(Dataset items)
┄┄┄┄┄┄
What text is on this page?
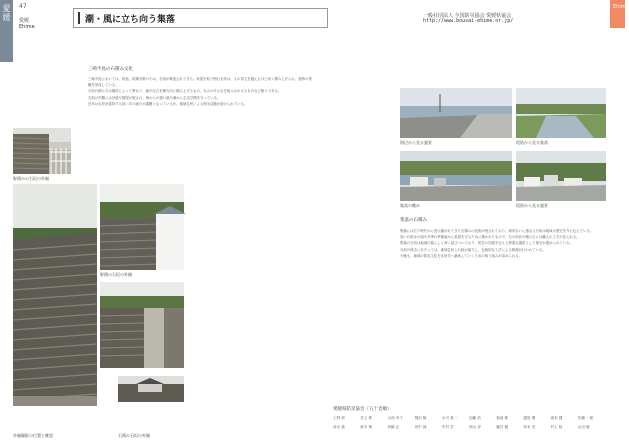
愛媛
47
愛媛
Ehime
潮・風に立ち向う集落	一般社団法人 全国防災協会 愛媛県協会
http://www.bousai-ehime.or.jp/
Ehime
野積みの石垣の外観
三崎半島の石積み文化

三崎半島においては、防風、防潮対策のため、石垣が築造されてきた。家屋を取り囲む石垣は、人の背丈を越えるほど高く積み上げられ、独特の景観を形成している。

石垣の積み方は場所によって異なり、扁平な石を横方向に積み上げるもの、丸みのある石を組み合わせるものなど様々である。

石垣の内側には母屋や納屋が配され、海からの強い風や潮から生活空間を守っている。

近年は石垣を維持する担い手の減少が課題となっているが、地域住民による保全活動が続けられている。

野積の石垣の外観
外観撮影の位置と眺望	石積み石垣の外観
海辺から見る風景	堤防から見る集落
集落の眺め	堤防から見る風景
集落の石積み

集落には江戸時代から受け継がれてきた石積みの技術が残されており、海岸沿いに連なる石垣は地域の歴史を今に伝えている。

高い石垣は台風や冬季の季節風から家屋を守るために築かれたもので、石の形状や積み方には職人の工夫が見られる。

集落の石垣は地域の暮らしと深く結びついており、防災の知恵を伝える貴重な遺産として保全が進められている。

石垣の保全にあたっては、地域住民と行政が協力し、伝統的な工法による修復が行われている。

今後も、地域の防災文化を次世代へ継承していくための取り組みが求められる。

愛媛県防災協会（五十音順）
上野 彰	井上 伸	大西 幸子	岡田 隆	小川 真一	加藤 浩	菊池 修	越智 優	坂本 健	佐藤 一郎
清水 進	鈴木 理	高橋 正	田中 誠	中村 学	西山 淳	藤井 徹	松本 亮	村上 稔	山田 聡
┄┄┄┄┄┄
What to produce -> Nothing in the entries should change as you copy them, except that the pictures are left out.

Output of the exercise ->
What text is on this page?
愛媛
47
愛媛
Ehime
潮・風に立ち向う集落	一般社団法人 全国防災協会 愛媛県協会
http://www.bousai-ehime.or.jp/
Ehime
野積みの石垣の外観
三崎半島の石積み文化

三崎半島においては、防風、防潮対策のため、石垣が築造されてきた。家屋を取り囲む石垣は、人の背丈を越えるほど高く積み上げられ、独特の景観を形成している。

石垣の積み方は場所によって異なり、扁平な石を横方向に積み上げるもの、丸みのある石を組み合わせるものなど様々である。

石垣の内側には母屋や納屋が配され、海からの強い風や潮から生活空間を守っている。

近年は石垣を維持する担い手の減少が課題となっているが、地域住民による保全活動が続けられている。

野積の石垣の外観
外観撮影の位置と眺望	石積み石垣の外観
海辺から見る風景	堤防から見る集落
集落の眺め	堤防から見る風景
集落の石積み

集落には江戸時代から受け継がれてきた石積みの技術が残されており、海岸沿いに連なる石垣は地域の歴史を今に伝えている。

高い石垣は台風や冬季の季節風から家屋を守るために築かれたもので、石の形状や積み方には職人の工夫が見られる。

集落の石垣は地域の暮らしと深く結びついており、防災の知恵を伝える貴重な遺産として保全が進められている。

石垣の保全にあたっては、地域住民と行政が協力し、伝統的な工法による修復が行われている。

今後も、地域の防災文化を次世代へ継承していくための取り組みが求められる。

愛媛県防災協会（五十音順）
上野 彰	井上 伸	大西 幸子	岡田 隆	小川 真一	加藤 浩	菊池 修	越智 優	坂本 健	佐藤 一郎
清水 進	鈴木 理	高橋 正	田中 誠	中村 学	西山 淳	藤井 徹	松本 亮	村上 稔	山田 聡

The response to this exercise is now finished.